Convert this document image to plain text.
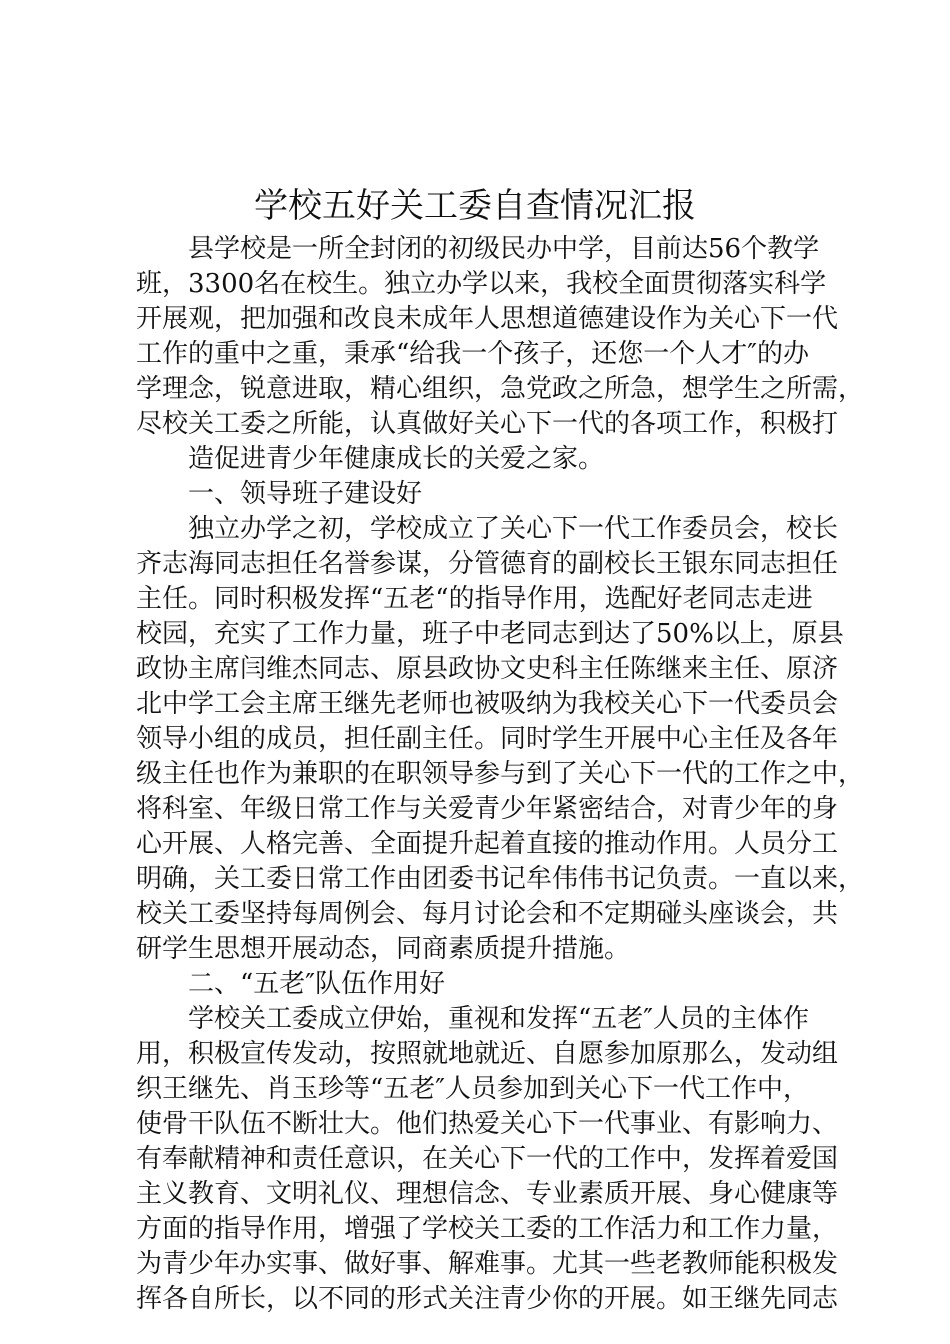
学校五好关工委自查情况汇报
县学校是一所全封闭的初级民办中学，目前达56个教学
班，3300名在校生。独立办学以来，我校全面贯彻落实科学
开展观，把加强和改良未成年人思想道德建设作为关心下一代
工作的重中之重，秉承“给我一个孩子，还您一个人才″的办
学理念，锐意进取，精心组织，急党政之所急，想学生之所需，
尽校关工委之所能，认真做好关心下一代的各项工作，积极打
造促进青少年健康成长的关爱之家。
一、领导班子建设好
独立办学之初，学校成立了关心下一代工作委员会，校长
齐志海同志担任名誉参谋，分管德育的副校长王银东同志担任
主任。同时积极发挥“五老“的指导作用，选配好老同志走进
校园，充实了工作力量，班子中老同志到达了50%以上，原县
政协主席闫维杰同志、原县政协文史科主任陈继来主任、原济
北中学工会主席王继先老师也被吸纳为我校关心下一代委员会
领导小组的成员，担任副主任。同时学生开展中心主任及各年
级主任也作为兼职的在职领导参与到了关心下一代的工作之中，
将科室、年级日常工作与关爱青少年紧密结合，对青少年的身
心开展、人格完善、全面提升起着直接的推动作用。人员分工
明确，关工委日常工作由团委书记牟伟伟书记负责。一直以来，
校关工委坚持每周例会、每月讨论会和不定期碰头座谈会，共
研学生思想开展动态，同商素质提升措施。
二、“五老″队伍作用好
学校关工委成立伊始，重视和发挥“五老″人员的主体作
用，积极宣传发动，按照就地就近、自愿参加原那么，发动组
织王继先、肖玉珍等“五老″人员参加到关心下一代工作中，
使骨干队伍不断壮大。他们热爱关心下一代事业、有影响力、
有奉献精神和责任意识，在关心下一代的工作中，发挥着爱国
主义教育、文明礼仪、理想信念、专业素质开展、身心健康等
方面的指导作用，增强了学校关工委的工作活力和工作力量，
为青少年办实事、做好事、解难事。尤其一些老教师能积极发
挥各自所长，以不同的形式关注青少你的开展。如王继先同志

--------------------

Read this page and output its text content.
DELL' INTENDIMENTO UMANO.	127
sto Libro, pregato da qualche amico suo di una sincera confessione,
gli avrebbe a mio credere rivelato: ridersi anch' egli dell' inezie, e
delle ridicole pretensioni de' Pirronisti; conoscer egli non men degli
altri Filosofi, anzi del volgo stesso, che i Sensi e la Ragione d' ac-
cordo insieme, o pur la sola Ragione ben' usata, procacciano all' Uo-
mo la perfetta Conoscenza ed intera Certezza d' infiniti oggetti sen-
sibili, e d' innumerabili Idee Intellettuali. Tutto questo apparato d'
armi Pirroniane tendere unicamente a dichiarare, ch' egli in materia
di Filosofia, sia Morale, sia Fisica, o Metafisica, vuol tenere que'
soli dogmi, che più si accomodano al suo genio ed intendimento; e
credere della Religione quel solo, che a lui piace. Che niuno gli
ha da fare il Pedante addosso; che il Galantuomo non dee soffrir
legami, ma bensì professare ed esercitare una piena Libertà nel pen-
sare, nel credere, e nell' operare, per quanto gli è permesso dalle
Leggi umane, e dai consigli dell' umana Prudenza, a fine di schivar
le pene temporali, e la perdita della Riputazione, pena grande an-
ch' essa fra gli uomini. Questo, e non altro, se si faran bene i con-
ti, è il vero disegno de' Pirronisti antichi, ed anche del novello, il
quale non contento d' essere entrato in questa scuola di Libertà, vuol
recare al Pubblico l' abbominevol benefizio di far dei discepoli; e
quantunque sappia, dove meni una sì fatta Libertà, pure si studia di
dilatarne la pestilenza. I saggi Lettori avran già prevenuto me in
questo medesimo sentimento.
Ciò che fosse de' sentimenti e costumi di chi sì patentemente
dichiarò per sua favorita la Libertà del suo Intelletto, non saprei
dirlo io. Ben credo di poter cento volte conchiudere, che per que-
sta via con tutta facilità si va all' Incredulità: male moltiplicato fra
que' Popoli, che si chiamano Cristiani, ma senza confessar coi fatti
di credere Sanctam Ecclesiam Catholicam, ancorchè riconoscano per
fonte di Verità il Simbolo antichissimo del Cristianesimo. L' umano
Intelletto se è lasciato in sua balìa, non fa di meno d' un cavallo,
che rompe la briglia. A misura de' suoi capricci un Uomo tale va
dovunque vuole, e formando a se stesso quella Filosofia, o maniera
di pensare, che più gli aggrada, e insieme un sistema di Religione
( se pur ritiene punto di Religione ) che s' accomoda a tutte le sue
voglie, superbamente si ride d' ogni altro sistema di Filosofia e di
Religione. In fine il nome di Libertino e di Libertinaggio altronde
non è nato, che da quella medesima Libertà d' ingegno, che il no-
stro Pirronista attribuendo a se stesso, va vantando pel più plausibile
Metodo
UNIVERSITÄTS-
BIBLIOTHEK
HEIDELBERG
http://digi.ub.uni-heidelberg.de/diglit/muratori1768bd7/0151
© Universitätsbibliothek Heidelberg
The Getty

--------------------

◆ REQUIREMENTS ◆
In the records above, locate the lines holding the word "stesso". Copy each of them.

◆ SOLUTION TO THE EXERCISE ◆
altri Filosofi, anzi del volgo stesso, che i Sensi e la Ragione d' ac-
dovunque vuole, e formando a se stesso quella Filosofia, o maniera
stro Pirronista attribuendo a se stesso, va vantando pel più plausibile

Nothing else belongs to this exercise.